OBJECTIVE: Among the entries below, find the lines with "年版的第" and copy them.

DATA PROVIDED:

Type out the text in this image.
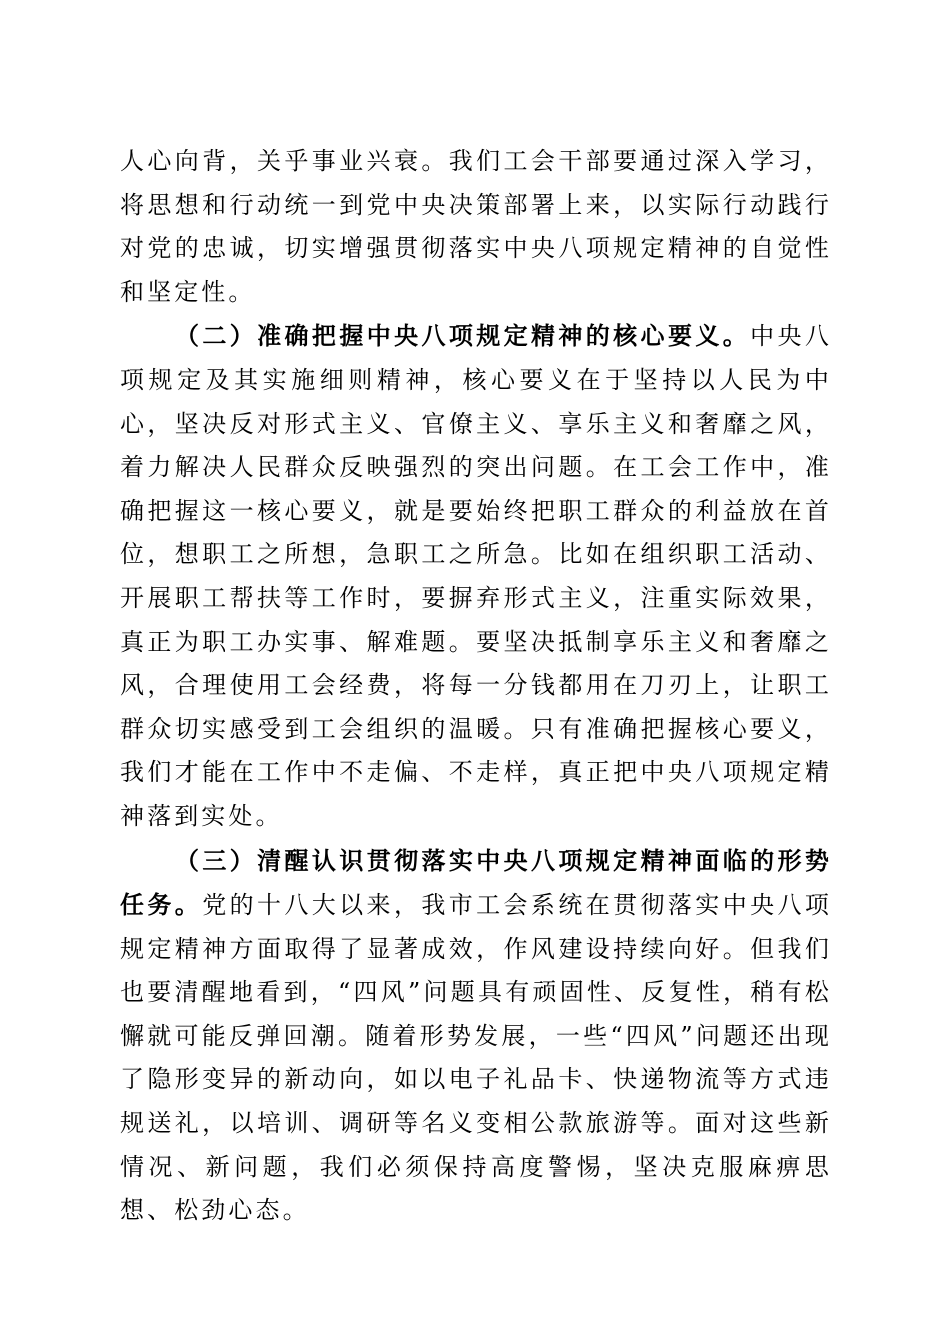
人心向背，关乎事业兴衰。我们工会干部要通过深入学习，将思想和行动统一到党中央决策部署上来，以实际行动践行对党的忠诚，切实增强贯彻落实中央八项规定精神的自觉性和坚定性。

（二）准确把握中央八项规定精神的核心要义。中央八项规定及其实施细则精神，核心要义在于坚持以人民为中心，坚决反对形式主义、官僚主义、享乐主义和奢靡之风，着力解决人民群众反映强烈的突出问题。在工会工作中，准确把握这一核心要义，就是要始终把职工群众的利益放在首位，想职工之所想，急职工之所急。比如在组织职工活动、开展职工帮扶等工作时，要摒弃形式主义，注重实际效果，真正为职工办实事、解难题。要坚决抵制享乐主义和奢靡之风，合理使用工会经费，将每一分钱都用在刀刃上，让职工群众切实感受到工会组织的温暖。只有准确把握核心要义，我们才能在工作中不走偏、不走样，真正把中央八项规定精神落到实处。

（三）清醒认识贯彻落实中央八项规定精神面临的形势任务。党的十八大以来，我市工会系统在贯彻落实中央八项规定精神方面取得了显著成效，作风建设持续向好。但我们也要清醒地看到，“四风”问题具有顽固性、反复性，稍有松懈就可能反弹回潮。随着形势发展，一些“四风”问题还出现了隐形变异的新动向，如以电子礼品卡、快递物流等方式违规送礼，以培训、调研等名义变相公款旅游等。面对这些新情况、新问题，我们必须保持高度警惕，坚决克服麻痹思想、松劲心态。
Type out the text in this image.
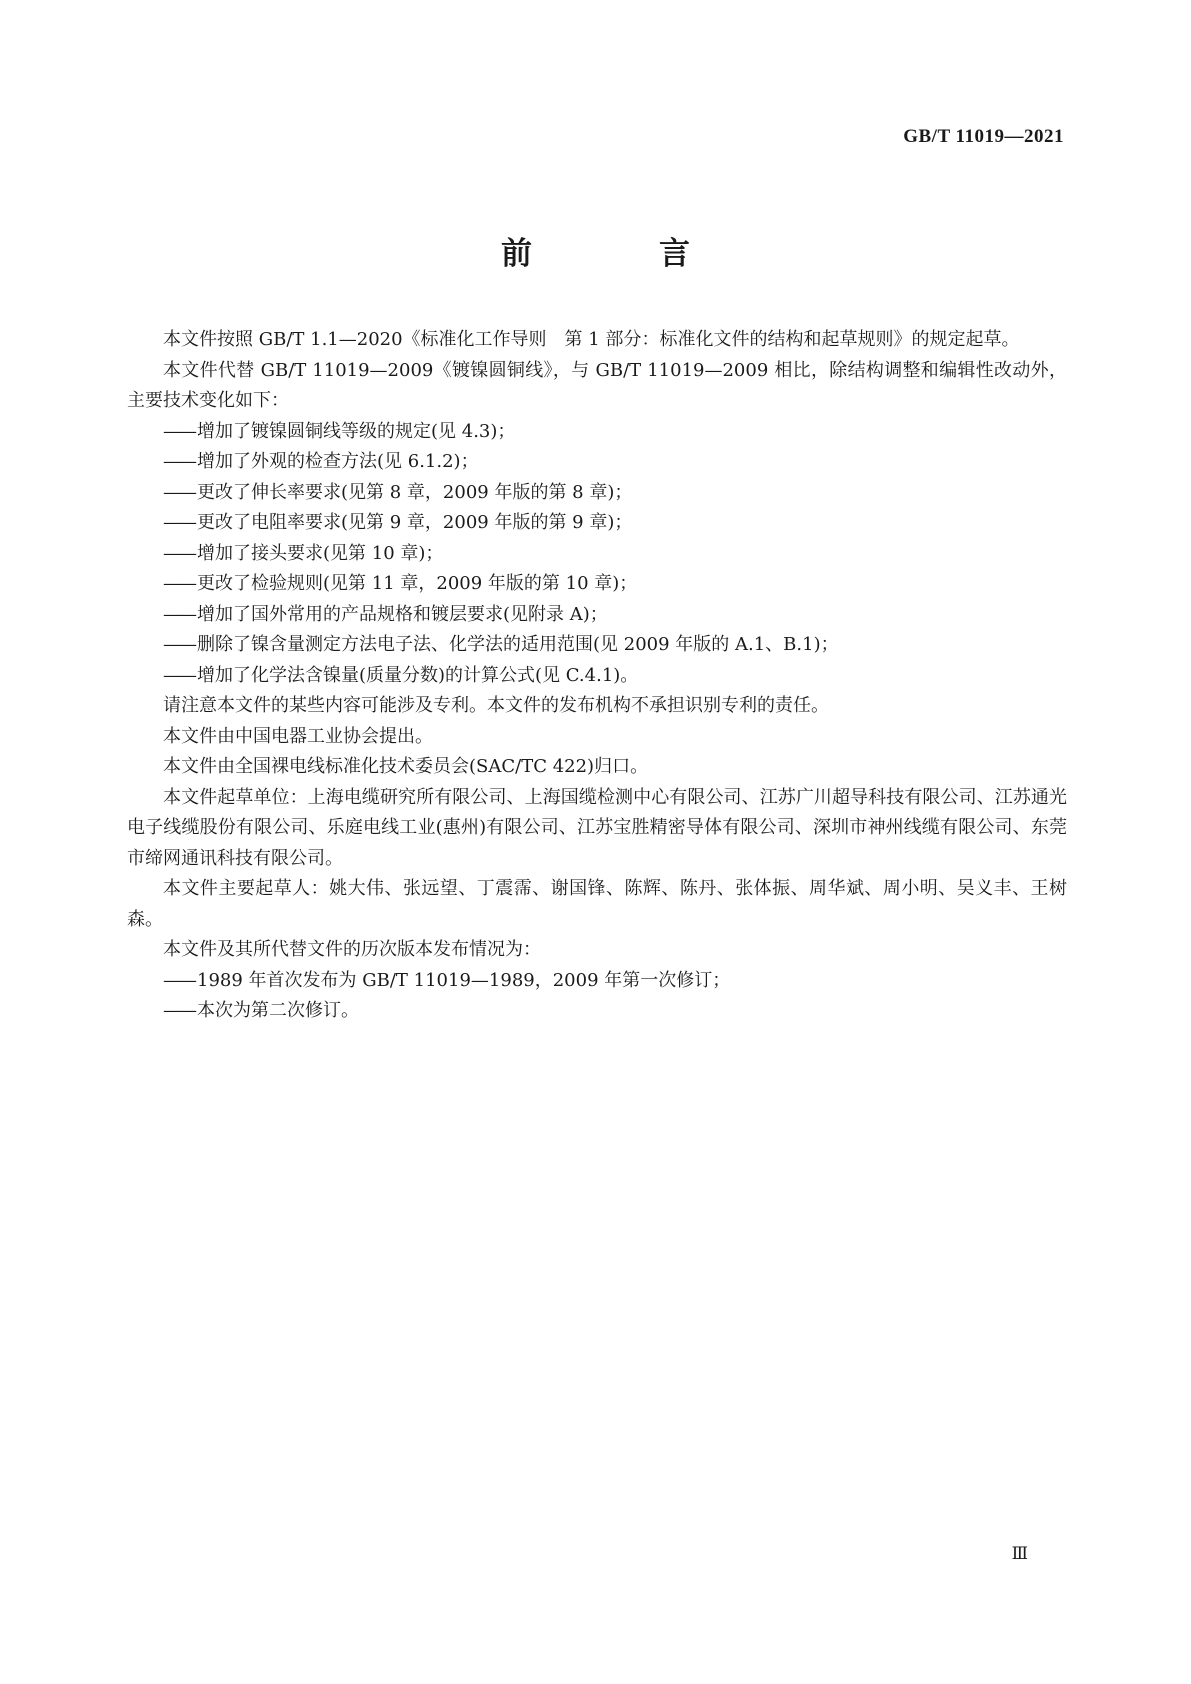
GB/T 11019—2021
前　言

本文件按照 GB/T 1.1—2020《标准化工作导则　第 1 部分：标准化文件的结构和起草规则》的规定起草。

本文件代替 GB/T 11019—2009《镀镍圆铜线》，与 GB/T 11019—2009 相比，除结构调整和编辑性改动外，主要技术变化如下：

—— 增加了镀镍圆铜线等级的规定(见 4.3)；

—— 增加了外观的检查方法(见 6.1.2)；

—— 更改了伸长率要求(见第 8 章，2009 年版的第 8 章)；

—— 更改了电阻率要求(见第 9 章，2009 年版的第 9 章)；

—— 增加了接头要求(见第 10 章)；

—— 更改了检验规则(见第 11 章，2009 年版的第 10 章)；

—— 增加了国外常用的产品规格和镀层要求(见附录 A)；

—— 删除了镍含量测定方法电子法、化学法的适用范围(见 2009 年版的 A.1、B.1)；

—— 增加了化学法含镍量(质量分数)的计算公式(见 C.4.1)。

请注意本文件的某些内容可能涉及专利。本文件的发布机构不承担识别专利的责任。

本文件由中国电器工业协会提出。

本文件由全国裸电线标准化技术委员会(SAC/TC 422)归口。

本文件起草单位：上海电缆研究所有限公司、上海国缆检测中心有限公司、江苏广川超导科技有限公司、江苏通光电子线缆股份有限公司、乐庭电线工业(惠州)有限公司、江苏宝胜精密导体有限公司、深圳市神州线缆有限公司、东莞市缔网通讯科技有限公司。

本文件主要起草人：姚大伟、张远望、丁震霈、谢国锋、陈辉、陈丹、张体振、周华斌、周小明、吴义丰、王树森。

本文件及其所代替文件的历次版本发布情况为：

—— 1989 年首次发布为 GB/T 11019—1989，2009 年第一次修订；

—— 本次为第二次修订。

Ⅲ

ANSWER FOR THE TASK:
—— 更改了伸长率要求(见第 8 章，2009 年版的第 8 章)；
—— 更改了电阻率要求(见第 9 章，2009 年版的第 9 章)；
—— 更改了检验规则(见第 11 章，2009 年版的第 10 章)；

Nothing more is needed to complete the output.